## GIVEN INSTRUCTION
Copy nothing before the line that contains "Convert this document image to plain text."; from there, transcribe each line exactly through the end of the material, omitting pictures.

## THE INPUT
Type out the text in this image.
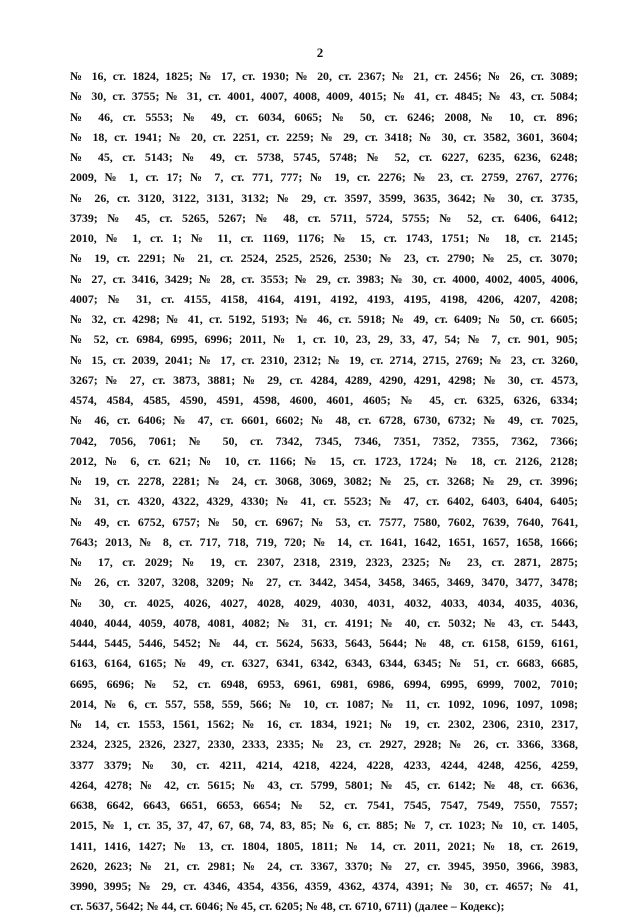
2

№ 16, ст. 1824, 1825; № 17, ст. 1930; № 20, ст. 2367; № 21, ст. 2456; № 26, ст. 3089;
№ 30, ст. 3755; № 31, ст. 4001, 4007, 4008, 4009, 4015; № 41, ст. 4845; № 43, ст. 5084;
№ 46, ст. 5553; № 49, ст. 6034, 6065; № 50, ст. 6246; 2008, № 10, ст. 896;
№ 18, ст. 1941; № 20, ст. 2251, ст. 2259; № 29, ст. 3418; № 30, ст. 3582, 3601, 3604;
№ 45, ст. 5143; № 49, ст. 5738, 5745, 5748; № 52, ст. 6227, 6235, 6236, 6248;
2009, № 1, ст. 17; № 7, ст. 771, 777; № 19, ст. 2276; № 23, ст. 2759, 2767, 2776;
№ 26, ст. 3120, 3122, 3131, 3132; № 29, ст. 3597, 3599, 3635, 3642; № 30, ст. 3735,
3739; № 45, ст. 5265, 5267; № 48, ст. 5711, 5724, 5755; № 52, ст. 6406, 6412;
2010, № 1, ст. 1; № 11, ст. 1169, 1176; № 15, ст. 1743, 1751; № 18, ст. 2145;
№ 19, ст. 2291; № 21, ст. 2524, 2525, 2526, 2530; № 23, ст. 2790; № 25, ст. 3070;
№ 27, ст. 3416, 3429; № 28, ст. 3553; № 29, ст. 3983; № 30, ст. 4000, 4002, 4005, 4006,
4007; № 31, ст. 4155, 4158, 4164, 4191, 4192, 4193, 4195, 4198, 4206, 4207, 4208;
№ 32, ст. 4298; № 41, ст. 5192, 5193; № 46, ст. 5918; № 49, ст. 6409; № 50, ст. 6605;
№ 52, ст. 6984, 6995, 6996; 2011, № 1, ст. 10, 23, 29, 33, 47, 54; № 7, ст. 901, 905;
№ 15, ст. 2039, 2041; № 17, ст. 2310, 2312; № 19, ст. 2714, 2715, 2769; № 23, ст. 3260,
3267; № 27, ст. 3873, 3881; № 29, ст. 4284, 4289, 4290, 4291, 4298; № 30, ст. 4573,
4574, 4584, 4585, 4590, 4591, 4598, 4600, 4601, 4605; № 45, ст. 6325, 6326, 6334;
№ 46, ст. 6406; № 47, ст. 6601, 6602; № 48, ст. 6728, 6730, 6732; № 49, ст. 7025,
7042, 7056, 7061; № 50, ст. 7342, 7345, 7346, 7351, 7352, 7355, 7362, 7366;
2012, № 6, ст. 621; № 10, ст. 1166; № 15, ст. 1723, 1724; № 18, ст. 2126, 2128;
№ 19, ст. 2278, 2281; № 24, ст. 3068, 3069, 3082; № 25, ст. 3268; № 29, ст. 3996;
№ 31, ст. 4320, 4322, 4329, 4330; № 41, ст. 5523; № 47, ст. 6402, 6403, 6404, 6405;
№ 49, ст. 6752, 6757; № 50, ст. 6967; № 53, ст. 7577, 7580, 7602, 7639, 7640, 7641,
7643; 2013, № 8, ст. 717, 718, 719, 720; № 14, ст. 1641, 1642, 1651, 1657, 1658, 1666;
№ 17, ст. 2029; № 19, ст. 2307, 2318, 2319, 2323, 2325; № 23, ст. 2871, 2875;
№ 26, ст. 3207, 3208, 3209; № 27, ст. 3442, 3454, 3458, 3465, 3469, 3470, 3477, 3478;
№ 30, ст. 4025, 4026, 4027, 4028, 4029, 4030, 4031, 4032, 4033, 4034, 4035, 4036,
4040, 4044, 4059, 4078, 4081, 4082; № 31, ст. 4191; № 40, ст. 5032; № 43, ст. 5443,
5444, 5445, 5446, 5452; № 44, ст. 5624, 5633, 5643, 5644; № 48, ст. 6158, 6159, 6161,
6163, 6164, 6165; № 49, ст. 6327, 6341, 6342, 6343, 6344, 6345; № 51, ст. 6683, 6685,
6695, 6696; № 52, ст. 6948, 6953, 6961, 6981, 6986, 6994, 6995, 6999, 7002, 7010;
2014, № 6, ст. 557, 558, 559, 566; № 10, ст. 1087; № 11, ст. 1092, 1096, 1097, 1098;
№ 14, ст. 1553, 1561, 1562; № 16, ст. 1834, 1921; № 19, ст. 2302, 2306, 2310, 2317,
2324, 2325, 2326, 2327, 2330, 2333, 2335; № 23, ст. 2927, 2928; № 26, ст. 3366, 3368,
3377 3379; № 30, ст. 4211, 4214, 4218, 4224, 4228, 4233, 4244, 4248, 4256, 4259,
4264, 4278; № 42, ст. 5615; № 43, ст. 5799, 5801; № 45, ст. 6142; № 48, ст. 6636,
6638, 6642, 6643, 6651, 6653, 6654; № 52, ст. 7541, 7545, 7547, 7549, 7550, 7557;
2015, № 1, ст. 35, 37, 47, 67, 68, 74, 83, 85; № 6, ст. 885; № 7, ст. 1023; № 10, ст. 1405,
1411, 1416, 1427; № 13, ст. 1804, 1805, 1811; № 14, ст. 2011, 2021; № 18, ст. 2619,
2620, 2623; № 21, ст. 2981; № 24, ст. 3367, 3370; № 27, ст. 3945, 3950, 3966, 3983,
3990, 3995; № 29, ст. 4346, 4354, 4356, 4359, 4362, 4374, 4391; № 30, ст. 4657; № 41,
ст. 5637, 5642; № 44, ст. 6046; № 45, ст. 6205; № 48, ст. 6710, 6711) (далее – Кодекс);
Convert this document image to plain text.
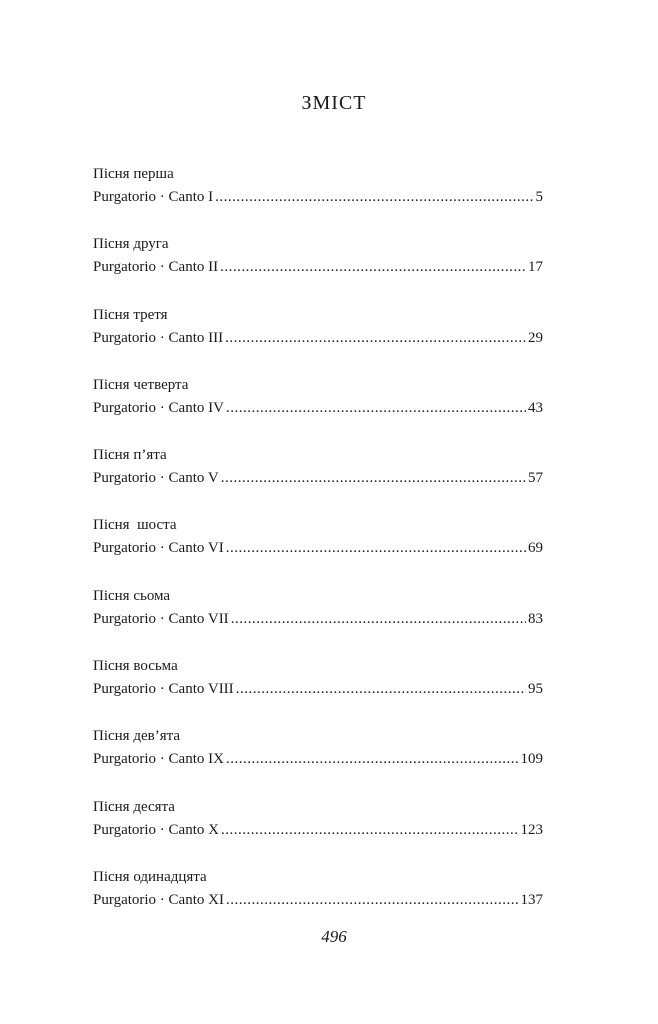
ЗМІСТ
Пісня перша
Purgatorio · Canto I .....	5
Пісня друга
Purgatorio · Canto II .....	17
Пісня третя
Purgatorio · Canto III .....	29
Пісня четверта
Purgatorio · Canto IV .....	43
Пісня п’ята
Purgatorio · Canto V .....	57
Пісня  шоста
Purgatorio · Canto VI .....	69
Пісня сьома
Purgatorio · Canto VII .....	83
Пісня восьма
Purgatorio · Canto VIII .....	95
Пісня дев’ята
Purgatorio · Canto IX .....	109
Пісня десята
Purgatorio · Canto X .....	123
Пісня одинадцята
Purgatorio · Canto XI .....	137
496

## COMPLETED TASK
Convert this document image to plain text.
ЗМІСТ
Пісня перша
Purgatorio · Canto I .....	5
Пісня друга
Purgatorio · Canto II .....	17
Пісня третя
Purgatorio · Canto III .....	29
Пісня четверта
Purgatorio · Canto IV .....	43
Пісня п’ята
Purgatorio · Canto V .....	57
Пісня  шоста
Purgatorio · Canto VI .....	69
Пісня сьома
Purgatorio · Canto VII .....	83
Пісня восьма
Purgatorio · Canto VIII .....	95
Пісня дев’ята
Purgatorio · Canto IX .....	109
Пісня десята
Purgatorio · Canto X .....	123
Пісня одинадцята
Purgatorio · Canto XI .....	137
496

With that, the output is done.